What you will do: Which lines in the material below contain the word "true"? Copy each of them.

Data shown:
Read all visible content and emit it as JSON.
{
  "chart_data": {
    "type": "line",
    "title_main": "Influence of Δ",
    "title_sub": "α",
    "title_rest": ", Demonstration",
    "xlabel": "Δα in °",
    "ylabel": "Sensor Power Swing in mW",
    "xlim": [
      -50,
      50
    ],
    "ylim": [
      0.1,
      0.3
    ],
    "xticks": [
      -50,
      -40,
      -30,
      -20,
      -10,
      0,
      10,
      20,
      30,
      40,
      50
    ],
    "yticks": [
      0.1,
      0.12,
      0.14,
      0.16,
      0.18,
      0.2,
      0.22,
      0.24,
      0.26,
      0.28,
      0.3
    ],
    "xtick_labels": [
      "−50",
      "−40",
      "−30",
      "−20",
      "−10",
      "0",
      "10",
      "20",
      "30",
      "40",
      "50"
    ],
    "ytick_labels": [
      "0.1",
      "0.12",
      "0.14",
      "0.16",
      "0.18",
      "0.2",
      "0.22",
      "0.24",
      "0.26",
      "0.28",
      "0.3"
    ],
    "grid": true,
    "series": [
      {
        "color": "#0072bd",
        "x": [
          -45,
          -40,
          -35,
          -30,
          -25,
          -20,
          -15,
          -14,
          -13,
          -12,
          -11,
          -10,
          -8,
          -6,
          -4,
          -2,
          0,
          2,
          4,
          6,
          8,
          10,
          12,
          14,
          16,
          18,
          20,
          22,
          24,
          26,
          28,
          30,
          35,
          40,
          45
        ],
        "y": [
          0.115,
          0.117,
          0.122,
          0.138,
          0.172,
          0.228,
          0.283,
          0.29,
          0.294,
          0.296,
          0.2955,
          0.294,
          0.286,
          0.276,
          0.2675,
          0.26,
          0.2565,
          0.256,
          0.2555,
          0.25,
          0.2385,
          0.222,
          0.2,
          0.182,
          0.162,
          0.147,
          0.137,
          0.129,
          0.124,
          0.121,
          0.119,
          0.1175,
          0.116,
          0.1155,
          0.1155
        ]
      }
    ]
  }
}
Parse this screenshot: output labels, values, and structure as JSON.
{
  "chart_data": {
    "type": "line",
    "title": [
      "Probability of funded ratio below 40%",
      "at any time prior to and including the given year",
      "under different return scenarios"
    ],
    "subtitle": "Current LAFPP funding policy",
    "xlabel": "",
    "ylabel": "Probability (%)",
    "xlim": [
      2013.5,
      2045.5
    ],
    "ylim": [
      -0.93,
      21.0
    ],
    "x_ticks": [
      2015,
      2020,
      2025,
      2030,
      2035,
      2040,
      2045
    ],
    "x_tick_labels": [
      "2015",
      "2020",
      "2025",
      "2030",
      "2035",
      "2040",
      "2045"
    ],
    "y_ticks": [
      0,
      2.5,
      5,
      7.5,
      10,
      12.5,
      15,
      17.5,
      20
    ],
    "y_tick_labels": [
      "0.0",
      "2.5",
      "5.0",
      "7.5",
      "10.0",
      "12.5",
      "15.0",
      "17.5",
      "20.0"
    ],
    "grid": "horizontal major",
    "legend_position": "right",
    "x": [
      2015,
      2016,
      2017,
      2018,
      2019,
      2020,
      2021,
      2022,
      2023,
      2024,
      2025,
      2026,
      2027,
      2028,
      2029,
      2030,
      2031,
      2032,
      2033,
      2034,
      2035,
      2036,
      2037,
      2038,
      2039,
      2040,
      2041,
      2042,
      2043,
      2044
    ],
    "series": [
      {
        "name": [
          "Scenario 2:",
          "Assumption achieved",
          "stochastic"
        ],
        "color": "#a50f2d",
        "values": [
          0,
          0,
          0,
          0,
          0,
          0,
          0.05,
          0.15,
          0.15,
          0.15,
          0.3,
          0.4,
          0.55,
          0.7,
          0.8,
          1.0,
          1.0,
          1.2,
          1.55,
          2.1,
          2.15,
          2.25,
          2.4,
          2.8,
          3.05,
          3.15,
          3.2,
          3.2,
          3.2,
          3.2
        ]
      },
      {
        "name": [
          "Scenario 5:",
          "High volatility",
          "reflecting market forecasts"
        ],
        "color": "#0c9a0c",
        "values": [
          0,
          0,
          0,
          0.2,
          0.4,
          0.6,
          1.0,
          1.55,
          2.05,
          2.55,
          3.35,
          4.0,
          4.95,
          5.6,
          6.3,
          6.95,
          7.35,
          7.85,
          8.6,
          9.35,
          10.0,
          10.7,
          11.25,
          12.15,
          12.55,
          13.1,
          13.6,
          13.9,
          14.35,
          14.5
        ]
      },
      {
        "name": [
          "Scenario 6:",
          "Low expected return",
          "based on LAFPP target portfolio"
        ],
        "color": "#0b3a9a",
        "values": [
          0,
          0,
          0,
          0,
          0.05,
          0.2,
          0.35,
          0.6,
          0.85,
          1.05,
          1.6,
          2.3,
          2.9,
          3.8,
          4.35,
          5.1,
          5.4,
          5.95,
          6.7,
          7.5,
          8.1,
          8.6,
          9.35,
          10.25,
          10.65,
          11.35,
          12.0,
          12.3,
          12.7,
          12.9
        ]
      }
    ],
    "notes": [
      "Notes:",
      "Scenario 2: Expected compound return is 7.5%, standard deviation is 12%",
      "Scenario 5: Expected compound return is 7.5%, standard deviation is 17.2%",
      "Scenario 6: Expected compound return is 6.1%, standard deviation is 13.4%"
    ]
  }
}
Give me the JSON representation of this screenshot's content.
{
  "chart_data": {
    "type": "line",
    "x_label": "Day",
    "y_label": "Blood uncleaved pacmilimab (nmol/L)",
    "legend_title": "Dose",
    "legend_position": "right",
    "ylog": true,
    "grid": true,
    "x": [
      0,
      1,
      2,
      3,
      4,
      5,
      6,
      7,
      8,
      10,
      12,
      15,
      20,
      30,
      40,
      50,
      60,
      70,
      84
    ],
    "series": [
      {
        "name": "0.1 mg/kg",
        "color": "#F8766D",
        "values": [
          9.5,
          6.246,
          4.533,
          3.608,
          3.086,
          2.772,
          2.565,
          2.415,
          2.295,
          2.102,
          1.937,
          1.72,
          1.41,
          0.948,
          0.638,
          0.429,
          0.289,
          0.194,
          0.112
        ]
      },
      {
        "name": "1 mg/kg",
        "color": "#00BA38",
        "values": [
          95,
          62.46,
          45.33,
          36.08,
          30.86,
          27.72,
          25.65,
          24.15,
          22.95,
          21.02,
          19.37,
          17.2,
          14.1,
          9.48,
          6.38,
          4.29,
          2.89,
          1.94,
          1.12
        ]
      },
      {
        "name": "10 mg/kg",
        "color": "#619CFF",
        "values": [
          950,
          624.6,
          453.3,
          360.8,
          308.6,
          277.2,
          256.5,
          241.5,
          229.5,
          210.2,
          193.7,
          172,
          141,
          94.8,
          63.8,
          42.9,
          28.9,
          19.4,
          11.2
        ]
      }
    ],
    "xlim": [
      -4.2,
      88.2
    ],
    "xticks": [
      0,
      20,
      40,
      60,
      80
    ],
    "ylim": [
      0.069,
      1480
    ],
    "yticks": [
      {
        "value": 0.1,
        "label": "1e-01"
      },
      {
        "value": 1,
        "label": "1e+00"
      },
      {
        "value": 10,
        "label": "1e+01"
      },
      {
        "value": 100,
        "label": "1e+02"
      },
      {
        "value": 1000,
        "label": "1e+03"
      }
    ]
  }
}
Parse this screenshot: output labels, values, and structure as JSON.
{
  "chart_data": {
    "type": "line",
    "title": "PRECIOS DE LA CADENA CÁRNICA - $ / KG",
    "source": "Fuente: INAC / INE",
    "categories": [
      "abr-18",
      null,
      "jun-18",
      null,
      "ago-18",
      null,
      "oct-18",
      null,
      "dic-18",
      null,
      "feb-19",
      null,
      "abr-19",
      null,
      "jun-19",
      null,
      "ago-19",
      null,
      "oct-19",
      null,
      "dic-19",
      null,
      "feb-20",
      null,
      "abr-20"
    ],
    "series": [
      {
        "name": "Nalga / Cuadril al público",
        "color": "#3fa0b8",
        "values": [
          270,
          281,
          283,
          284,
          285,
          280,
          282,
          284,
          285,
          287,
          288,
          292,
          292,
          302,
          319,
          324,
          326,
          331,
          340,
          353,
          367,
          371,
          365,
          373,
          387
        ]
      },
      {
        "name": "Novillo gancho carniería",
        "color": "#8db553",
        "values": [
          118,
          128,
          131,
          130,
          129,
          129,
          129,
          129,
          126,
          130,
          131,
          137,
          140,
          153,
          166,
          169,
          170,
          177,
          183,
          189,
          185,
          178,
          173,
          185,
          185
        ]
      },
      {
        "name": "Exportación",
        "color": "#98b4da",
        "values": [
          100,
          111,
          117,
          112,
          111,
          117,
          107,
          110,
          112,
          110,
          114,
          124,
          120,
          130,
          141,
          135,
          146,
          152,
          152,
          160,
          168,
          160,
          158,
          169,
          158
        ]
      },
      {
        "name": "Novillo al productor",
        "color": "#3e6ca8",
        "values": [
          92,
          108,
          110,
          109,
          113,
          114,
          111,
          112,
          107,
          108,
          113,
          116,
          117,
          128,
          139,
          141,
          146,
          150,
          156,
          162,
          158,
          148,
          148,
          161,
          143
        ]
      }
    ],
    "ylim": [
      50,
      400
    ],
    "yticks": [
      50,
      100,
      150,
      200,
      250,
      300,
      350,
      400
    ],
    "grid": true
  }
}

The output:
    "grid": true,
    "ylog": true,
    "grid": true,
    "grid": true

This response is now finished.